═══ EXERCISE INPUTS ═══

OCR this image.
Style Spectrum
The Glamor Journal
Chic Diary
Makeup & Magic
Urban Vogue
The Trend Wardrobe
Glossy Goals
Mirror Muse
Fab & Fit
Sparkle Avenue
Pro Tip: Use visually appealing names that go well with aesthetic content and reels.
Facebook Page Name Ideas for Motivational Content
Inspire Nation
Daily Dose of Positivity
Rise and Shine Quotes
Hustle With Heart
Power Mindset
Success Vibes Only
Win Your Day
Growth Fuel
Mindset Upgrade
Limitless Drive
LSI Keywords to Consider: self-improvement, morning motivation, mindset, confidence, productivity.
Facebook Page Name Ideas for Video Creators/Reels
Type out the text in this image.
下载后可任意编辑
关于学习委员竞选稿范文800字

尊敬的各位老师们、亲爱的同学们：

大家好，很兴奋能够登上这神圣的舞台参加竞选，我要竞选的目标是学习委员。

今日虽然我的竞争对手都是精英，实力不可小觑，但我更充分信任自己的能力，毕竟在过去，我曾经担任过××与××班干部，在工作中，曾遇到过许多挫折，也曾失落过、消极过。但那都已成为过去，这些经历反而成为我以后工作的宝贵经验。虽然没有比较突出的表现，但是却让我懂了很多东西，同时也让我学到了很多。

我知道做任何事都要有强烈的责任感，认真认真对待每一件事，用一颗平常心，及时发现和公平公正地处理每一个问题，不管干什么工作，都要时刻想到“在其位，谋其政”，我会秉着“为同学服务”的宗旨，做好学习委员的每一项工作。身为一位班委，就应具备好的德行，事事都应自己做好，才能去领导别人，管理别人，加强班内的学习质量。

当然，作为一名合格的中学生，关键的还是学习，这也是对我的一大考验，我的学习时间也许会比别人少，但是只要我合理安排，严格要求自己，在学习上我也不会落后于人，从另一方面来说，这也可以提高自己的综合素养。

═══

▶ WORK TO DO
From the line holding "Type out the text in this image." to the last line of the records, quote each line exactly and add nothing.

▶ SOLUTION
Type out the text in this image.
下载后可任意编辑
关于学习委员竞选稿范文800字

尊敬的各位老师们、亲爱的同学们：

大家好，很兴奋能够登上这神圣的舞台参加竞选，我要竞选的目标是学习委员。

今日虽然我的竞争对手都是精英，实力不可小觑，但我更充分信任自己的能力，毕竟在过去，我曾经担任过××与××班干部，在工作中，曾遇到过许多挫折，也曾失落过、消极过。但那都已成为过去，这些经历反而成为我以后工作的宝贵经验。虽然没有比较突出的表现，但是却让我懂了很多东西，同时也让我学到了很多。

我知道做任何事都要有强烈的责任感，认真认真对待每一件事，用一颗平常心，及时发现和公平公正地处理每一个问题，不管干什么工作，都要时刻想到“在其位，谋其政”，我会秉着“为同学服务”的宗旨，做好学习委员的每一项工作。身为一位班委，就应具备好的德行，事事都应自己做好，才能去领导别人，管理别人，加强班内的学习质量。

当然，作为一名合格的中学生，关键的还是学习，这也是对我的一大考验，我的学习时间也许会比别人少，但是只要我合理安排，严格要求自己，在学习上我也不会落后于人，从另一方面来说，这也可以提高自己的综合素养。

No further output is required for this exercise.